Quoted passage:
....

When an optical alignment is performed on the pixel units 22 for automatically directing polymers of an alignment film (not shown) to an irradiation angle of the UV light, each of the pixel units 22 would form a horizontal dark line 32, a vertical dark line 34, a first horizontal-side dark line 36, a second horizontal-side dark line 38, a first vertical-side dark line 40 and a second vertical-side dark line 42. The horizontal dark line 32 is parallel to a horizontal side 44 of the pixel unit 20. The vertical dark line 34 is parallel to a vertical side 46 of the pixel unit 22, and the vertical dark line 34 and the horizontal dark line 32 is intersected to form a crisscross shape. In one embodiment, the horizontal dark line 32 and the vertical dark line 34 of each of the pixel units 22 is intersected at a center 48 of the pixel unit 22. The first horizontal-side dark line 36 is extended from an end of the vertical dark line 34 toward a direction parallel to the horizontal dark line 32. The second horizontal-side dark line 38 is extended from the other end of the vertical dark line 34 toward the direction parallel to the horizontal dark line 32, wherein an extending direction of the second horizontal-side dark line 38 is opposite to that of the first horizontal-side dark line 36. In one embodiment, as shown in FIG. 2, the first horizontal-side dark line 36 is extended leftward, and the second horizontal-side dark line 36 is extended rightward. In another embodiment, the first horizontal-side dark line 36 and the second horizontal-side dark line 38 of each of the pixel units 22 has a length which is half of that of the horizontal side 44 of the pixel unit 22. The first vertical-side dark line 40 is extended from an end of the horizontal dark line 32 toward a direction parallel to the vertical dark line 34. The second vertical-side dark line 42 is extended from the other end of the horizontal dark line 32 toward the direction parallel to the vertical dark line 34, wherein an extending direction of the second vertical-side dark line 42 is opposite to that of the first vertical-side dark line 40. In one embodiment, as shown in FIG. 2, the first vertical-side dark line 40 is extended upward, and the second vertical-side dark line 42 is extended downward. In one embodiment, the first vertical-side dark line 40 and the second vertical-side dark line 42 of each of the pixel units 22 has a length which is half of that of the vertical side 46 of the pixel unit 12.

....

Stored data:
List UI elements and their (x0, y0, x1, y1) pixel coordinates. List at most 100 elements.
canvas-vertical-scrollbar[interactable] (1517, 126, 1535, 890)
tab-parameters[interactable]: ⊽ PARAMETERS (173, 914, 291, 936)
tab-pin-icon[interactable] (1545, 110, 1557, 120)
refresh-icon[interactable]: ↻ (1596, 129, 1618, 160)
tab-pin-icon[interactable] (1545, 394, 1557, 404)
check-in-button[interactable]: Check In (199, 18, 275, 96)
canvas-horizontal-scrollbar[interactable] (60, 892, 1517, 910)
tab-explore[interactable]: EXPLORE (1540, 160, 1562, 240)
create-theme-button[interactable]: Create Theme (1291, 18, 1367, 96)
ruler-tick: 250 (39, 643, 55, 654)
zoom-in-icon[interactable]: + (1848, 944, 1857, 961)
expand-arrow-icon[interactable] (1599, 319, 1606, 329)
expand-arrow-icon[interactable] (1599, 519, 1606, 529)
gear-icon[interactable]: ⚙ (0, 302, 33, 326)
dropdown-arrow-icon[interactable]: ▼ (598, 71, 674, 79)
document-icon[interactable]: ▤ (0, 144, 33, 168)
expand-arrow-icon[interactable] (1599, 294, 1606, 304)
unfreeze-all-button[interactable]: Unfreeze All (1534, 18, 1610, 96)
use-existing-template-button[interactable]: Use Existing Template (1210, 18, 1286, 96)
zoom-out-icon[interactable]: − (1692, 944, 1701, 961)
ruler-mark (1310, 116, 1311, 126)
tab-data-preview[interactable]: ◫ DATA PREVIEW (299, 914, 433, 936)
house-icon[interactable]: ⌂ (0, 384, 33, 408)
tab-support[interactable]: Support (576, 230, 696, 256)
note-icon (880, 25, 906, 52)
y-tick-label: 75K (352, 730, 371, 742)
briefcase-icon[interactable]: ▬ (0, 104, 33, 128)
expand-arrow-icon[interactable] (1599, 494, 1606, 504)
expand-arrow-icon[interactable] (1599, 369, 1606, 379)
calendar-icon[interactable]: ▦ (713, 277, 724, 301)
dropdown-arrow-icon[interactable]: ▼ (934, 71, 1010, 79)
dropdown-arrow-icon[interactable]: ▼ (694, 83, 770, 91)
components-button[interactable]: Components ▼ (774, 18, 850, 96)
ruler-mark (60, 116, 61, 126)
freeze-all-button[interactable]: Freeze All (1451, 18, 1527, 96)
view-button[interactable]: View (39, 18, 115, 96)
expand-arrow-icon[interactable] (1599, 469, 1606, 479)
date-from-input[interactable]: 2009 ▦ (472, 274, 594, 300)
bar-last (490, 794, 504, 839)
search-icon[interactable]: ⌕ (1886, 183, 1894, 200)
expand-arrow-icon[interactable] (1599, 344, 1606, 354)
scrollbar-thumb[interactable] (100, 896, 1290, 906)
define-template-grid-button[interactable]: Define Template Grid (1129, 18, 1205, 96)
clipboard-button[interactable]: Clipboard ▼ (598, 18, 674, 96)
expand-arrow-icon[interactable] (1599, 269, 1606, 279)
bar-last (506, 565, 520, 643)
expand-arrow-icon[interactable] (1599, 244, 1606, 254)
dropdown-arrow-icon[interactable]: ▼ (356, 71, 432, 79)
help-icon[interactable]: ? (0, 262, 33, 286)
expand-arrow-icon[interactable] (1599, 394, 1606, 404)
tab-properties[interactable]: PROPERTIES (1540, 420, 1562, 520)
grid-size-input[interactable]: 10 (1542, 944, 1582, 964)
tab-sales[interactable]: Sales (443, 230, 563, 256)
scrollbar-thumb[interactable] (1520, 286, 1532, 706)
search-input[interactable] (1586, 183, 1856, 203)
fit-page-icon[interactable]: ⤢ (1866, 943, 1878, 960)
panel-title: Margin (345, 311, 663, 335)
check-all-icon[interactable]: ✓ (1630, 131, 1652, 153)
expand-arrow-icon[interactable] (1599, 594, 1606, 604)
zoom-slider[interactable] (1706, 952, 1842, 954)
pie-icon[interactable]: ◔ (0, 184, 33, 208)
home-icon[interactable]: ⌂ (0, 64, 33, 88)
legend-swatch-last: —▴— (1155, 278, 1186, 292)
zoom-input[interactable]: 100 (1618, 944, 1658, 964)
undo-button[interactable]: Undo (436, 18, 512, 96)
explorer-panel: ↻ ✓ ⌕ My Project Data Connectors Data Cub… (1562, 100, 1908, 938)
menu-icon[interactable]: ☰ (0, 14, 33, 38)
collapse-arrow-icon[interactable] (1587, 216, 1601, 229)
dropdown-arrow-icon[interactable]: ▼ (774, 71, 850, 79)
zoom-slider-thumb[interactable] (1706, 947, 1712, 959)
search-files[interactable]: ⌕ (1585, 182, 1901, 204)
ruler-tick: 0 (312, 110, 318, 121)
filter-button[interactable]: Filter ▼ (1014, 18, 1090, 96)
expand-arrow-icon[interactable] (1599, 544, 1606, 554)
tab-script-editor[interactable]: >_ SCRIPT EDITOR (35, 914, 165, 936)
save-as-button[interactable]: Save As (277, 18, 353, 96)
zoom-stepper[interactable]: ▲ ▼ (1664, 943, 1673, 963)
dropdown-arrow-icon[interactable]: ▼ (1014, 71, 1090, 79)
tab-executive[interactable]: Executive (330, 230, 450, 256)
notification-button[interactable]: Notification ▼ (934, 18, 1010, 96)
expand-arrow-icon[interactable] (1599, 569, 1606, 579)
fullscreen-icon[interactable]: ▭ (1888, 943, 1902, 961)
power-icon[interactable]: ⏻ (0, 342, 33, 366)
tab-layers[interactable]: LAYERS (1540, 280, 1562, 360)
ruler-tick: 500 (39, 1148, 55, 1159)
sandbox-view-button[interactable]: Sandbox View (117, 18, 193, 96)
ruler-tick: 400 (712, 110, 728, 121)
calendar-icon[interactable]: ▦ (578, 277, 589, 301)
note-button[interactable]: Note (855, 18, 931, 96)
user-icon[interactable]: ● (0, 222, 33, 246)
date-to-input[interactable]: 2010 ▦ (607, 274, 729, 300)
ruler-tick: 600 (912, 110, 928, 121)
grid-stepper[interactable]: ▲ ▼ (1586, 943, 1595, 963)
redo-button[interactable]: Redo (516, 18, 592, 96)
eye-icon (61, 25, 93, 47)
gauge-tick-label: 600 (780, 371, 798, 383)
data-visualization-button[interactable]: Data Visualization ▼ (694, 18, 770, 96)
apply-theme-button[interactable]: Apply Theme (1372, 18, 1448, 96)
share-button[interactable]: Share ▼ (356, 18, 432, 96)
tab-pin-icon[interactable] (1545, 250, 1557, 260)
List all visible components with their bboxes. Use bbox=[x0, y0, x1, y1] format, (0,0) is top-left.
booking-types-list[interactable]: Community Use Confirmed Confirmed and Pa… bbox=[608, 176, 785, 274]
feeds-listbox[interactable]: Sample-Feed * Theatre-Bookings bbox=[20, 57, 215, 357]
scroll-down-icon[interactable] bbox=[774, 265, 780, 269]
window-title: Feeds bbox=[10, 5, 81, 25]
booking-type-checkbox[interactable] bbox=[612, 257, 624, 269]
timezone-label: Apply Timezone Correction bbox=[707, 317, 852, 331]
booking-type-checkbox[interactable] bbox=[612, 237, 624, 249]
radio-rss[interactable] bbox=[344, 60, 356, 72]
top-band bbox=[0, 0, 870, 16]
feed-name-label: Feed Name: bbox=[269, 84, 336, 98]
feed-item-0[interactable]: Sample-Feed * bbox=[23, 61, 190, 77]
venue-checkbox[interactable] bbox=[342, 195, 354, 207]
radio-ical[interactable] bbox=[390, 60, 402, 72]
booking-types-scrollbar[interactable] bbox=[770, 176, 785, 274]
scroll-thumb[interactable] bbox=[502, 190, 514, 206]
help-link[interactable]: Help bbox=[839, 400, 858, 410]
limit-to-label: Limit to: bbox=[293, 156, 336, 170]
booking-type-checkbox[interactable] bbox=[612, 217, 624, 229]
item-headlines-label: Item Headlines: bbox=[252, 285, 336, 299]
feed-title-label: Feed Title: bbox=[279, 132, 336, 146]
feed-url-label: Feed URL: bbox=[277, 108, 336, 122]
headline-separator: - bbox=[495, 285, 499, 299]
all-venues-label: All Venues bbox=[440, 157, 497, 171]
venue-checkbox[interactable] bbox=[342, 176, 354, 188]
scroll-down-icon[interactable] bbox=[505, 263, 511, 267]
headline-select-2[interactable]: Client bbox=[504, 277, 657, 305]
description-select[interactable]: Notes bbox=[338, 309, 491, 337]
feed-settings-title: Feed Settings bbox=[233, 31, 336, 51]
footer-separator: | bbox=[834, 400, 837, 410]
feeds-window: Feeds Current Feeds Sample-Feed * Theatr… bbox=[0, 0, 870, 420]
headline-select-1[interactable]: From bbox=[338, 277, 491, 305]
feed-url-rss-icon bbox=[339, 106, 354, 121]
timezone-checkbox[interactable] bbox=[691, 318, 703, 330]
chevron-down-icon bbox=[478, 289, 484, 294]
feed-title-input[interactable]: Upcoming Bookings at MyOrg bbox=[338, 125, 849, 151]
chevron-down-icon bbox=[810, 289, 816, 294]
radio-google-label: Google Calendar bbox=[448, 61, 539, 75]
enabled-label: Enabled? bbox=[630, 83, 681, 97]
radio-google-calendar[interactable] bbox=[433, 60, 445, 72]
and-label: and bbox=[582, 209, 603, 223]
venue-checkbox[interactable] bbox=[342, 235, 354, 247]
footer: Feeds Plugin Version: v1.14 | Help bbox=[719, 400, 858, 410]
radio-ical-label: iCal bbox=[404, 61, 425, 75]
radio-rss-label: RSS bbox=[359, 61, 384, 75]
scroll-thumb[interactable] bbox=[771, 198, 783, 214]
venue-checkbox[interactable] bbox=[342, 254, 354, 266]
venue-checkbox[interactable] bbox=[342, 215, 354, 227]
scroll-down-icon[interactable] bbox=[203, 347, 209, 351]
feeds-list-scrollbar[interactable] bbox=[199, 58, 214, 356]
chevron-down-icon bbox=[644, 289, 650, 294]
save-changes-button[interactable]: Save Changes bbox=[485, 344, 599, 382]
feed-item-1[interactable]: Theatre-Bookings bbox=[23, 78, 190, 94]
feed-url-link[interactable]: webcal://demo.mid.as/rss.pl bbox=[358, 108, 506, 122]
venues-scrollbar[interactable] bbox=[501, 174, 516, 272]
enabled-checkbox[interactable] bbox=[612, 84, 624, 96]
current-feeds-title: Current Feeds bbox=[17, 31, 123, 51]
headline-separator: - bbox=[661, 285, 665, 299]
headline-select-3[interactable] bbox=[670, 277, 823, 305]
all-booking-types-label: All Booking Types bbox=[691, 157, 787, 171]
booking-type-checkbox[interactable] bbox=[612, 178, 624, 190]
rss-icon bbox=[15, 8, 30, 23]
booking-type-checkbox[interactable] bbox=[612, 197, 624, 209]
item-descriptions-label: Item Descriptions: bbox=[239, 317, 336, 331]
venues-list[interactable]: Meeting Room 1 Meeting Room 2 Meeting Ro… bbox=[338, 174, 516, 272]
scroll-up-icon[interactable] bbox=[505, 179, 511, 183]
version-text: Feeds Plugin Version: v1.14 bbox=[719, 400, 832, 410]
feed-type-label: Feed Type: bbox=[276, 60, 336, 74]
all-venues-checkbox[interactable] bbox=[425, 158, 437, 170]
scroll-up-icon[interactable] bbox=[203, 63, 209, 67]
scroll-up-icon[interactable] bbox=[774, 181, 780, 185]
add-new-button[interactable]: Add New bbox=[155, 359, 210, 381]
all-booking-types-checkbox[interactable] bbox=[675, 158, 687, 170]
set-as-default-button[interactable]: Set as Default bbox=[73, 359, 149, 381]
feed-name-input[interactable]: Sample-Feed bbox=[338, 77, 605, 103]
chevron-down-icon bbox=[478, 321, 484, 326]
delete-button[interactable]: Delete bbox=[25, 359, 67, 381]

....

Direction:
Quote the passage about the dark lines formed in each pixel unit word for word and in full.

Result:
When an optical alignment is performed on the pixel units 22 for automatically directing polymers of an alignment film (not shown) to an irradiation angle of the UV light, each of the pixel units 22 would form a horizontal dark line 32, a vertical dark line 34, a first horizontal-side dark line 36, a second horizontal-side dark line 38, a first vertical-side dark line 40 and a second vertical-side dark line 42. The horizontal dark line 32 is parallel to a horizontal side 44 of the pixel unit 20. The vertical dark line 34 is parallel to a vertical side 46 of the pixel unit 22, and the vertical dark line 34 and the horizontal dark line 32 is intersected to form a crisscross shape. In one embodiment, the horizontal dark line 32 and the vertical dark line 34 of each of the pixel units 22 is intersected at a center 48 of the pixel unit 22. The first horizontal-side dark line 36 is extended from an end of the vertical dark line 34 toward a direction parallel to the horizontal dark line 32. The second horizontal-side dark line 38 is extended from the other end of the vertical dark line 34 toward the direction parallel to the horizontal dark line 32, wherein an extending direction of the second horizontal-side dark line 38 is opposite to that of the first horizontal-side dark line 36. In one embodiment, as shown in FIG. 2, the first horizontal-side dark line 36 is extended leftward, and the second horizontal-side dark line 36 is extended rightward. In another embodiment, the first horizontal-side dark line 36 and the second horizontal-side dark line 38 of each of the pixel units 22 has a length which is half of that of the horizontal side 44 of the pixel unit 22. The first vertical-side dark line 40 is extended from an end of the horizontal dark line 32 toward a direction parallel to the vertical dark line 34. The second vertical-side dark line 42 is extended from the other end of the horizontal dark line 32 toward the direction parallel to the vertical dark line 34, wherein an extending direction of the second vertical-side dark line 42 is opposite to that of the first vertical-side dark line 40. In one embodiment, as shown in FIG. 2, the first vertical-side dark line 40 is extended upward, and the second vertical-side dark line 42 is extended downward. In one embodiment, the first vertical-side dark line 40 and the second vertical-side dark line 42 of each of the pixel units 22 has a length which is half of that of the vertical side 46 of the pixel unit 12.